## RECORDS TO PROCESS
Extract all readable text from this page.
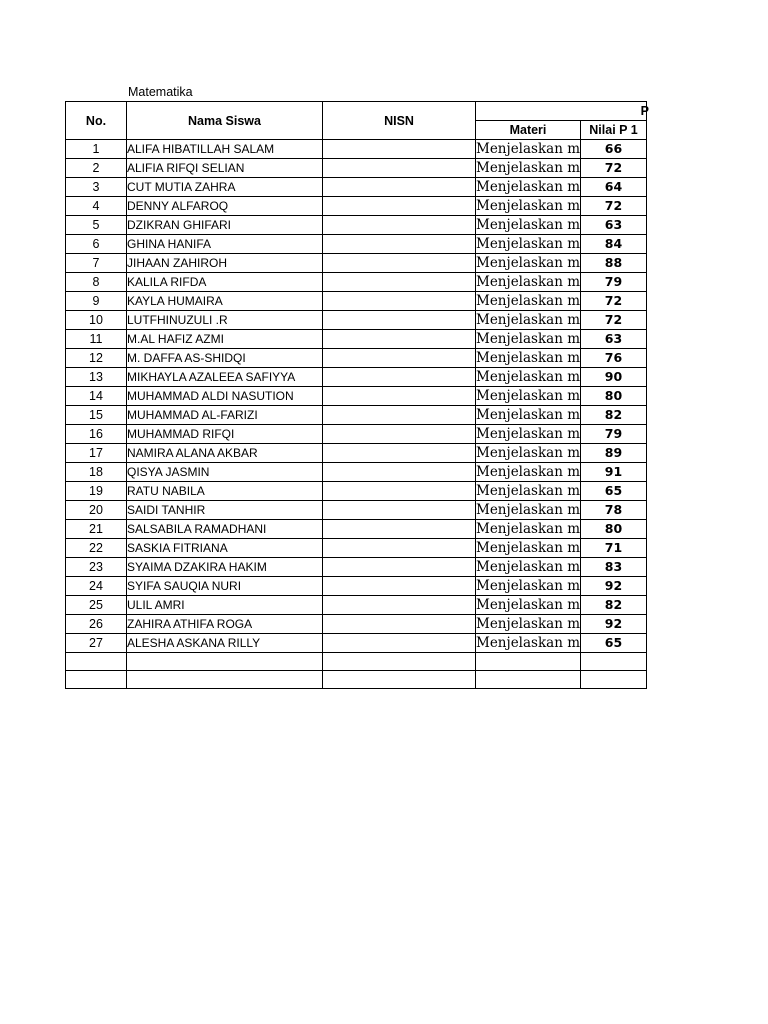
Matematika
No.	Nama Siswa	NISN	P	
			Materi	Nilai P 1
1	ALIFA HIBATILLAH SALAM		Menjelaskan m	66
2	ALIFIA RIFQI SELIAN		Menjelaskan m	72
3	CUT MUTIA ZAHRA		Menjelaskan m	64
4	DENNY ALFAROQ		Menjelaskan m	72
5	DZIKRAN GHIFARI		Menjelaskan m	63
6	GHINA HANIFA		Menjelaskan m	84
7	JIHAAN ZAHIROH		Menjelaskan m	88
8	KALILA RIFDA		Menjelaskan m	79
9	KAYLA HUMAIRA		Menjelaskan m	72
10	LUTFHINUZULI .R		Menjelaskan m	72
11	M.AL HAFIZ AZMI		Menjelaskan m	63
12	M. DAFFA AS-SHIDQI		Menjelaskan m	76
13	MIKHAYLA AZALEEA SAFIYYA		Menjelaskan m	90
14	MUHAMMAD ALDI NASUTION		Menjelaskan m	80
15	MUHAMMAD AL-FARIZI		Menjelaskan m	82
16	MUHAMMAD RIFQI		Menjelaskan m	79
17	NAMIRA ALANA AKBAR		Menjelaskan m	89
18	QISYA JASMIN		Menjelaskan m	91
19	RATU NABILA		Menjelaskan m	65
20	SAIDI TANHIR		Menjelaskan m	78
21	SALSABILA RAMADHANI		Menjelaskan m	80
22	SASKIA FITRIANA		Menjelaskan m	71
23	SYAIMA DZAKIRA HAKIM		Menjelaskan m	83
24	SYIFA SAUQIA NURI		Menjelaskan m	92
25	ULIL AMRI		Menjelaskan m	82
26	ZAHIRA ATHIFA ROGA		Menjelaskan m	92
27	ALESHA ASKANA RILLY		Menjelaskan m	65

## WORK TO DO
Lines that include the word "RIFQI" — how many are there in the data? Answer with the number alone.

## OUTPUT BELOW
2